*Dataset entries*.
::::::::::
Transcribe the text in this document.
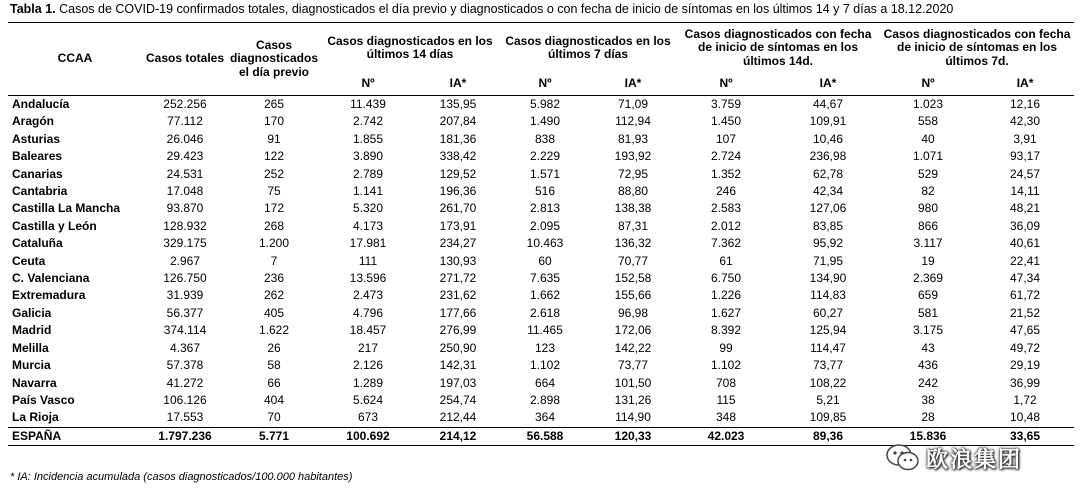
Tabla 1. Casos de COVID-19 confirmados totales, diagnosticados el día previo y diagnosticados o con fecha de inicio de síntomas en los últimos 14 y 7 días a 18.12.2020
CCAA	Casos totales	Casos diagnosticados el día previo	Casos diagnosticados en los últimos 14 días		Casos diagnosticados en los últimos 7 días		Casos diagnosticados con fecha de inicio de síntomas en los últimos 14d.		Casos diagnosticados con fecha de inicio de síntomas en los últimos 7d.	
			Nº	IA*	Nº	IA*	Nº	IA*	Nº	IA*
Andalucía	252.256	265	11.439	135,95	5.982	71,09	3.759	44,67	1.023	12,16
Aragón	77.112	170	2.742	207,84	1.490	112,94	1.450	109,91	558	42,30
Asturias	26.046	91	1.855	181,36	838	81,93	107	10,46	40	3,91
Baleares	29.423	122	3.890	338,42	2.229	193,92	2.724	236,98	1.071	93,17
Canarias	24.531	252	2.789	129,52	1.571	72,95	1.352	62,78	529	24,57
Cantabria	17.048	75	1.141	196,36	516	88,80	246	42,34	82	14,11
Castilla La Mancha	93.870	172	5.320	261,70	2.813	138,38	2.583	127,06	980	48,21
Castilla y León	128.932	268	4.173	173,91	2.095	87,31	2.012	83,85	866	36,09
Cataluña	329.175	1.200	17.981	234,27	10.463	136,32	7.362	95,92	3.117	40,61
Ceuta	2.967	7	111	130,93	60	70,77	61	71,95	19	22,41
C. Valenciana	126.750	236	13.596	271,72	7.635	152,58	6.750	134,90	2.369	47,34
Extremadura	31.939	262	2.473	231,62	1.662	155,66	1.226	114,83	659	61,72
Galicia	56.377	405	4.796	177,66	2.618	96,98	1.627	60,27	581	21,52
Madrid	374.114	1.622	18.457	276,99	11.465	172,06	8.392	125,94	3.175	47,65
Melilla	4.367	26	217	250,90	123	142,22	99	114,47	43	49,72
Murcia	57.378	58	2.126	142,31	1.102	73,77	1.102	73,77	436	29,19
Navarra	41.272	66	1.289	197,03	664	101,50	708	108,22	242	36,99
País Vasco	106.126	404	5.624	254,74	2.898	131,26	115	5,21	38	1,72
La Rioja	17.553	70	673	212,44	364	114,90	348	109,85	28	10,48
ESPAÑA	1.797.236	5.771	100.692	214,12	56.588	120,33	42.023	89,36	15.836	33,65
* IA: Incidencia acumulada (casos diagnosticados/100.000 habitantes)
欧浪集团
::::::::::
*GIVEN INSTRUCTION*. Go through the listing above and list every line that has the word "totales".

*RESPONSE BELOW*.
Tabla 1. Casos de COVID-19 confirmados totales, diagnosticados el día previo y diagnosticados o con fecha de inicio de síntomas en los últimos 14 y 7 días a 18.12.2020
CCAA	Casos totales	Casos diagnosticados el día previo	Casos diagnosticados en los últimos 14 días		Casos diagnosticados en los últimos 7 días		Casos diagnosticados con fecha de inicio de síntomas en los últimos 14d.		Casos diagnosticados con fecha de inicio de síntomas en los últimos 7d.	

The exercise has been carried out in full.